• EXERCISE REQUIREMENTS: Copy the listing below in full and skip every picture.

* start SOURCE MATERIAL *

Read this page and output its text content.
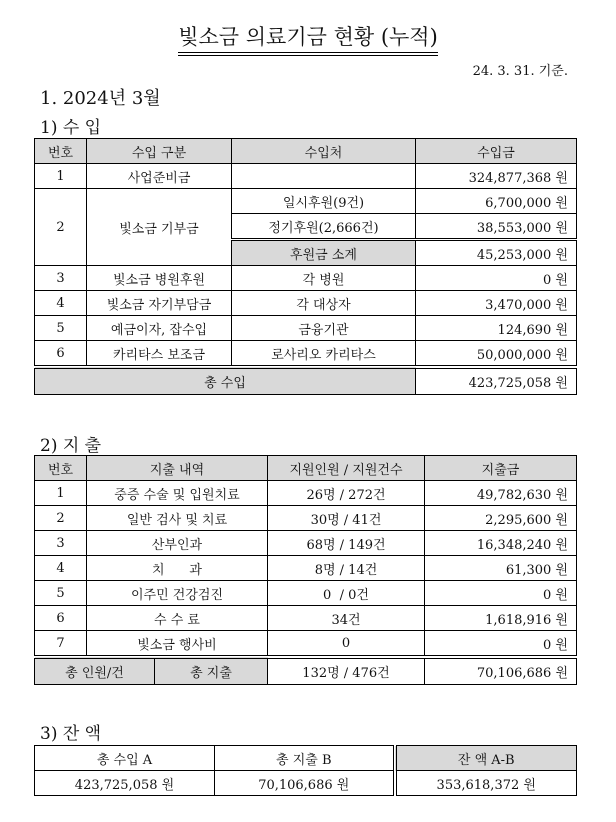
빛소금 의료기금 현황 (누적)
24. 3. 31. 기준.
1. 2024년 3월
1) 수 입
번호	수입 구분	수입처	수입금
1	사업준비금		324,877,368 원
2	빛소금 기부금	일시후원(9건)	6,700,000 원
		정기후원(2,666건)	38,553,000 원
		후원금 소계	45,253,000 원
3	빛소금 병원후원	각 병원	0 원
4	빛소금 자기부담금	각 대상자	3,470,000 원
5	예금이자, 잡수입	금융기관	124,690 원
6	카리타스 보조금	로사리오 카리타스	50,000,000 원
총 수입			423,725,058 원
2) 지 출
번호	지출 내역		지원인원 / 지원건수	지출금
1	중증 수술 및 입원치료		26명 / 272건	49,782,630 원
2	일반 검사 및 치료		30명 / 41건	2,295,600 원
3	산부인과		68명 / 149건	16,348,240 원
4	치      과		8명 / 14건	61,300 원
5	이주민 건강검진		0  / 0건	0 원
6	수 수 료		34건	1,618,916 원
7	빛소금 행사비		0	0 원
총 인원/건		총 지출	132명 / 476건	70,106,686 원
3) 잔 액
총 수입 A	총 지출 B	잔 액 A-B
423,725,058 원	70,106,686 원	353,618,372 원
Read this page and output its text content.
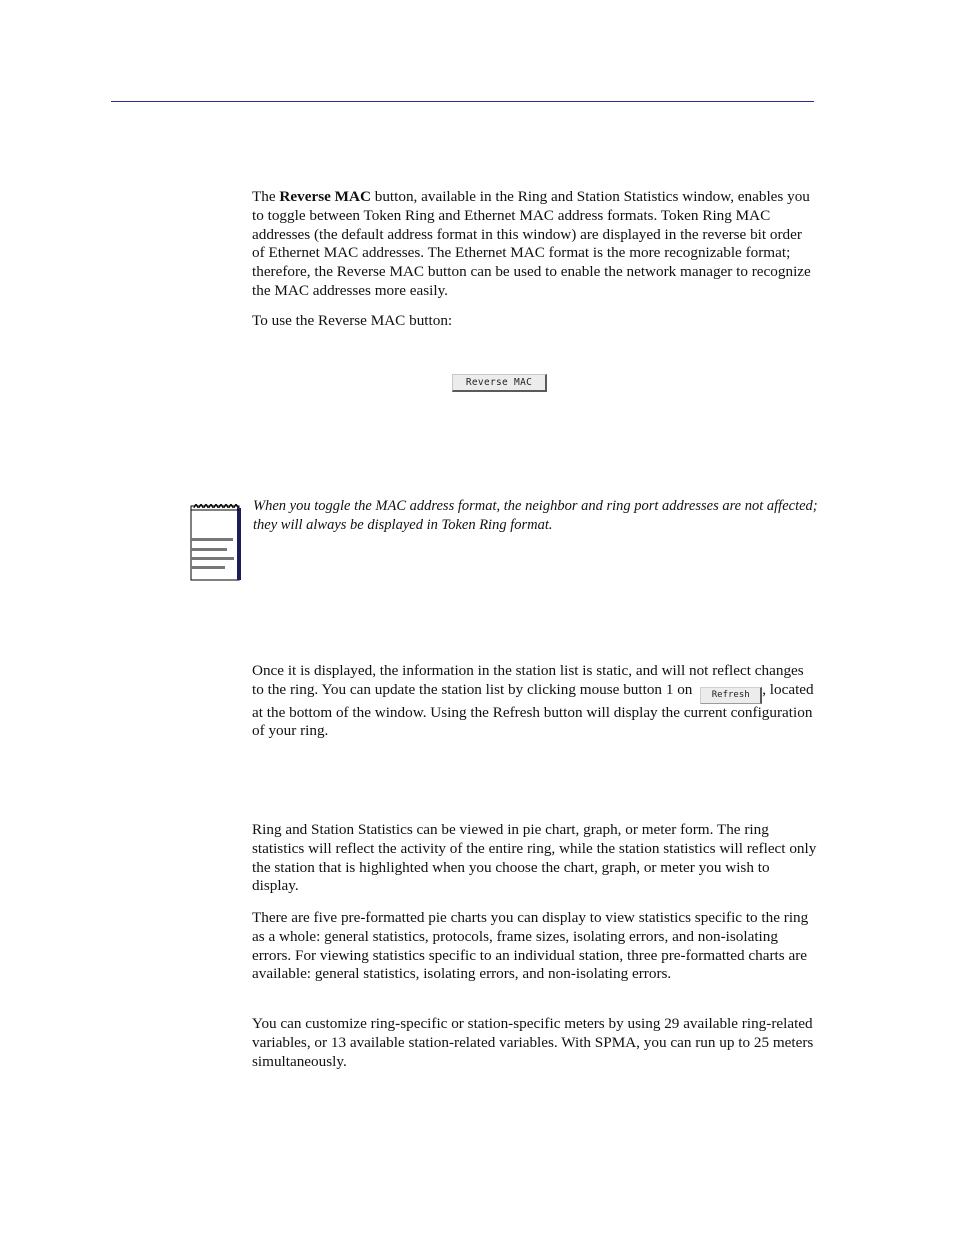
The Reverse MAC button, available in the Ring and Station Statistics window, enables you to toggle between Token Ring and Ethernet MAC address formats. Token Ring MAC addresses (the default address format in this window) are displayed in the reverse bit order of Ethernet MAC addresses. The Ethernet MAC format is the more recognizable format; therefore, the Reverse MAC button can be used to enable the network manager to recognize the MAC addresses more easily.

To use the Reverse MAC button:

Reverse MAC

When you toggle the MAC address format, the neighbor and ring port addresses are not affected; they will always be displayed in Token Ring format.

Once it is displayed, the information in the station list is static, and will not reflect changes to the ring. You can update the station list by clicking mouse button 1 on Refresh , located at the bottom of the window. Using the Refresh button will display the current configuration of your ring.

Ring and Station Statistics can be viewed in pie chart, graph, or meter form. The ring statistics will reflect the activity of the entire ring, while the station statistics will reflect only the station that is highlighted when you choose the chart, graph, or meter you wish to display.

There are five pre-formatted pie charts you can display to view statistics specific to the ring as a whole: general statistics, protocols, frame sizes, isolating errors, and non-isolating errors. For viewing statistics specific to an individual station, three pre-formatted charts are available: general statistics, isolating errors, and non-isolating errors.

You can customize ring-specific or station-specific meters by using 29 available ring-related variables, or 13 available station-related variables. With SPMA, you can run up to 25 meters simultaneously.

* end SOURCE MATERIAL *

• SOLUTION FOR THIS TASK:
Read this page and output its text content.
빛소금 의료기금 현황 (누적)
24. 3. 31. 기준.
1. 2024년 3월
1) 수 입
번호	수입 구분	수입처	수입금
1	사업준비금		324,877,368 원
2	빛소금 기부금	일시후원(9건)	6,700,000 원
		정기후원(2,666건)	38,553,000 원
		후원금 소계	45,253,000 원
3	빛소금 병원후원	각 병원	0 원
4	빛소금 자기부담금	각 대상자	3,470,000 원
5	예금이자, 잡수입	금융기관	124,690 원
6	카리타스 보조금	로사리오 카리타스	50,000,000 원
총 수입			423,725,058 원
2) 지 출
번호	지출 내역		지원인원 / 지원건수	지출금
1	중증 수술 및 입원치료		26명 / 272건	49,782,630 원
2	일반 검사 및 치료		30명 / 41건	2,295,600 원
3	산부인과		68명 / 149건	16,348,240 원
4	치      과		8명 / 14건	61,300 원
5	이주민 건강검진		0  / 0건	0 원
6	수 수 료		34건	1,618,916 원
7	빛소금 행사비		0	0 원
총 인원/건		총 지출	132명 / 476건	70,106,686 원
3) 잔 액
총 수입 A	총 지출 B	잔 액 A-B
423,725,058 원	70,106,686 원	353,618,372 원
Read this page and output its text content.
The Reverse MAC button, available in the Ring and Station Statistics window, enables you to toggle between Token Ring and Ethernet MAC address formats. Token Ring MAC addresses (the default address format in this window) are displayed in the reverse bit order of Ethernet MAC addresses. The Ethernet MAC format is the more recognizable format; therefore, the Reverse MAC button can be used to enable the network manager to recognize the MAC addresses more easily.

To use the Reverse MAC button:

Reverse MAC

When you toggle the MAC address format, the neighbor and ring port addresses are not affected; they will always be displayed in Token Ring format.

Once it is displayed, the information in the station list is static, and will not reflect changes to the ring. You can update the station list by clicking mouse button 1 on Refresh , located at the bottom of the window. Using the Refresh button will display the current configuration of your ring.

Ring and Station Statistics can be viewed in pie chart, graph, or meter form. The ring statistics will reflect the activity of the entire ring, while the station statistics will reflect only the station that is highlighted when you choose the chart, graph, or meter you wish to display.

There are five pre-formatted pie charts you can display to view statistics specific to the ring as a whole: general statistics, protocols, frame sizes, isolating errors, and non-isolating errors. For viewing statistics specific to an individual station, three pre-formatted charts are available: general statistics, isolating errors, and non-isolating errors.

You can customize ring-specific or station-specific meters by using 29 available ring-related variables, or 13 available station-related variables. With SPMA, you can run up to 25 meters simultaneously.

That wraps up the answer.